Records that describe figures
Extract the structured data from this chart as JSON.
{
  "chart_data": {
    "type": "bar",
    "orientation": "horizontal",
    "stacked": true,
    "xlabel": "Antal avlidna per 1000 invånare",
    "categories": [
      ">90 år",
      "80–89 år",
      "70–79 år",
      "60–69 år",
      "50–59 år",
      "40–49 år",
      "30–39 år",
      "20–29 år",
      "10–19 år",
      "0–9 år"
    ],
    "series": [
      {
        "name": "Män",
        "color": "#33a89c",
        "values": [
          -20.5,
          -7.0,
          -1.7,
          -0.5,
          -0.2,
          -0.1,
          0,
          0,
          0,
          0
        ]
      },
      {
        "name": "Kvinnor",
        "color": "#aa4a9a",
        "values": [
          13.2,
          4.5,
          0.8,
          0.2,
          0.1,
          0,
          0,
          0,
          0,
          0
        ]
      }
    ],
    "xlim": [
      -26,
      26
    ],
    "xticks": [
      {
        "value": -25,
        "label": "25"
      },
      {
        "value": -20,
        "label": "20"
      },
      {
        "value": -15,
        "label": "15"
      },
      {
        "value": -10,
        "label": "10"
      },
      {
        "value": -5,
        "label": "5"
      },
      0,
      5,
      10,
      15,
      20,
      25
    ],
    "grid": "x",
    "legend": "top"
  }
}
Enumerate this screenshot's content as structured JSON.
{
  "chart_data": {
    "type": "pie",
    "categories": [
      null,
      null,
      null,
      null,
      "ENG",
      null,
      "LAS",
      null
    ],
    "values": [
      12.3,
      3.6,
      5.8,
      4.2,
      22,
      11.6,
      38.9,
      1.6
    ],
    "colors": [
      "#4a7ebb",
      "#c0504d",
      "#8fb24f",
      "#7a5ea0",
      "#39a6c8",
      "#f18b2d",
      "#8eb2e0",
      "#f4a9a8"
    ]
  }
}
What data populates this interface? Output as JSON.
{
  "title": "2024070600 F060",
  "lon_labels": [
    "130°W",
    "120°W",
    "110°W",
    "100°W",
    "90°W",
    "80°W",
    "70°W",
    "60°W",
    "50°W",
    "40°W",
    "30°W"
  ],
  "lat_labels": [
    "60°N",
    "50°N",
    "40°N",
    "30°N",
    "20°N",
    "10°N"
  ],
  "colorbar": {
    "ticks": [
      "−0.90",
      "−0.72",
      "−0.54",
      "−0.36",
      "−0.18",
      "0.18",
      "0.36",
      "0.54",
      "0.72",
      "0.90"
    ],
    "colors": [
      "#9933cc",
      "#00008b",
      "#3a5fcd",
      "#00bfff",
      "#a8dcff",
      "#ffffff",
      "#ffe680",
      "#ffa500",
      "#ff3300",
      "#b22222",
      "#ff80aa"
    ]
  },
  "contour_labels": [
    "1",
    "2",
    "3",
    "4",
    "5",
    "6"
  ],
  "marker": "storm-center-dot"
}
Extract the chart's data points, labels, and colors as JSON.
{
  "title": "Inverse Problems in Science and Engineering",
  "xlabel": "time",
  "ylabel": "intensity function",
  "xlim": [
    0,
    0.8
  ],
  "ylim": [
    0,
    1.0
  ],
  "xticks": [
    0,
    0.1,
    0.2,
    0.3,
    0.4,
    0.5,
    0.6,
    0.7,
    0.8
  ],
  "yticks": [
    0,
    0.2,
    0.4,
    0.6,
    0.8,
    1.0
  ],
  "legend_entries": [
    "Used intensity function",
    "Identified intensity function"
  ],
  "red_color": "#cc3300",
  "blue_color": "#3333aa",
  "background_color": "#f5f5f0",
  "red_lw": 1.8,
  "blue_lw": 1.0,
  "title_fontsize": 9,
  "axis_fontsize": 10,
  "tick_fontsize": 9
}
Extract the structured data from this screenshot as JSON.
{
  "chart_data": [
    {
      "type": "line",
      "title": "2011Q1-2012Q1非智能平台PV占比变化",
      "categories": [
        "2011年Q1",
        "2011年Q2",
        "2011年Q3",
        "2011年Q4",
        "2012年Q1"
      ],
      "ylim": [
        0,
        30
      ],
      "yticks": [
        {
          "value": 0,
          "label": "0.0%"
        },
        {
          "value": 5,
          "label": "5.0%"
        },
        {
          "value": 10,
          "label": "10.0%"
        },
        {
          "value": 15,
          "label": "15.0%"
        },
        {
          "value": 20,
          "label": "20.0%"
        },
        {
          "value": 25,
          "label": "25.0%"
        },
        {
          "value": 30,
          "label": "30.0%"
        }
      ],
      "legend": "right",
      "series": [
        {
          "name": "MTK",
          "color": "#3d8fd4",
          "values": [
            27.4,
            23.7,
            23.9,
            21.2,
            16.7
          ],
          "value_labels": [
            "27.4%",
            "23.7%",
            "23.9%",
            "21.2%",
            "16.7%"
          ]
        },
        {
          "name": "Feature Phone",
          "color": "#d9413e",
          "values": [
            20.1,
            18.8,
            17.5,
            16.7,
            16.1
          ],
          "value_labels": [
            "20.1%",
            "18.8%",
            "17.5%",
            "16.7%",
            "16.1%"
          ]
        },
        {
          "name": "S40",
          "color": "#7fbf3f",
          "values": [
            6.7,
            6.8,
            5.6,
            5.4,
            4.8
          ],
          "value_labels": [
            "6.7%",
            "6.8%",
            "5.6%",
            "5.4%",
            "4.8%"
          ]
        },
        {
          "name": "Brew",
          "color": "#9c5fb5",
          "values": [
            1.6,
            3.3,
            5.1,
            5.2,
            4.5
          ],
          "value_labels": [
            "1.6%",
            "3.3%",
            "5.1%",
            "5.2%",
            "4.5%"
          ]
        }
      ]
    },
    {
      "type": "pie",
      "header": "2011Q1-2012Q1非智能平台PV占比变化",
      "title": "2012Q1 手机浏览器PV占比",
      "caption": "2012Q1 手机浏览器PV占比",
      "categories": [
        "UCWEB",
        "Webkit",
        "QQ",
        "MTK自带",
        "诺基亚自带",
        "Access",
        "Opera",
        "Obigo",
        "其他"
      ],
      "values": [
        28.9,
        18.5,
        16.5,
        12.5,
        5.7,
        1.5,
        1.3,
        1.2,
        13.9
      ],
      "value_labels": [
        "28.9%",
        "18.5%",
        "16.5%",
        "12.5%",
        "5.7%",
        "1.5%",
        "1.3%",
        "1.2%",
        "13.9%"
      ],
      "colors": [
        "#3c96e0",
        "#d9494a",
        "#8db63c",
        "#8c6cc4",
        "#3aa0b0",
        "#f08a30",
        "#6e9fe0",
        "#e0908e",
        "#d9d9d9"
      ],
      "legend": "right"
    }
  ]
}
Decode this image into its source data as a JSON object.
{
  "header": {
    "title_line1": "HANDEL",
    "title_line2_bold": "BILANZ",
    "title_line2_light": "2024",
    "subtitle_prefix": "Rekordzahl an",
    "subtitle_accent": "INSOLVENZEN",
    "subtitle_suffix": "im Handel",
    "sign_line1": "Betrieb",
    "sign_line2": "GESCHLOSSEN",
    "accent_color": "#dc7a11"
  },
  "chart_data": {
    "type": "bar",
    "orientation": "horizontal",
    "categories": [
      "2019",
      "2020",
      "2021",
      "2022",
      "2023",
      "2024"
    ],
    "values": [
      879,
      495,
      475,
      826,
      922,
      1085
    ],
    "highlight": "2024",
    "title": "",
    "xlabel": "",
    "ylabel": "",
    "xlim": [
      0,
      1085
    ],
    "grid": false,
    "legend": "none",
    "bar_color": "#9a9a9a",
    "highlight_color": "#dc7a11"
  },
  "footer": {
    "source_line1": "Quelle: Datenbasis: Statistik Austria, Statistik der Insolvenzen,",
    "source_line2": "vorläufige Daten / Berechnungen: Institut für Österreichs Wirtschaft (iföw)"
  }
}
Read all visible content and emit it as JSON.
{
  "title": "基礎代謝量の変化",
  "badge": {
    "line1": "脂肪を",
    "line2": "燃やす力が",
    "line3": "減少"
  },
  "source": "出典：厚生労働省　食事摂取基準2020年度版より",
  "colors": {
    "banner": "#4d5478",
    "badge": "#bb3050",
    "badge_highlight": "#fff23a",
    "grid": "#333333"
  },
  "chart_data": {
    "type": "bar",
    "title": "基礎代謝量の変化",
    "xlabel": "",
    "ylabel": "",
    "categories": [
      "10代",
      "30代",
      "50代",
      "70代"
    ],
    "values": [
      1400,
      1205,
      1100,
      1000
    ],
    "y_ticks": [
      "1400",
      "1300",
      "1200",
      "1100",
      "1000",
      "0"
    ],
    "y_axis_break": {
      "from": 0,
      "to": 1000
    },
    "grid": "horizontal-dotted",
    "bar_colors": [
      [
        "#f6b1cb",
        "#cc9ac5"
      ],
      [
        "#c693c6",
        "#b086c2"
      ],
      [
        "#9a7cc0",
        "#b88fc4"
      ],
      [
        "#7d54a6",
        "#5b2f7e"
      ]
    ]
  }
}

• SHORT PROBLEM: Show all lines from the records above where the word "JSON" occurs.

• THE RESULT:
Extract the structured data from this chart as JSON.
Enumerate this screenshot's content as structured JSON.
What data populates this interface? Output as JSON.
Extract the chart's data points, labels, and colors as JSON.
Extract the structured data from this screenshot as JSON.
Decode this image into its source data as a JSON object.
Read all visible content and emit it as JSON.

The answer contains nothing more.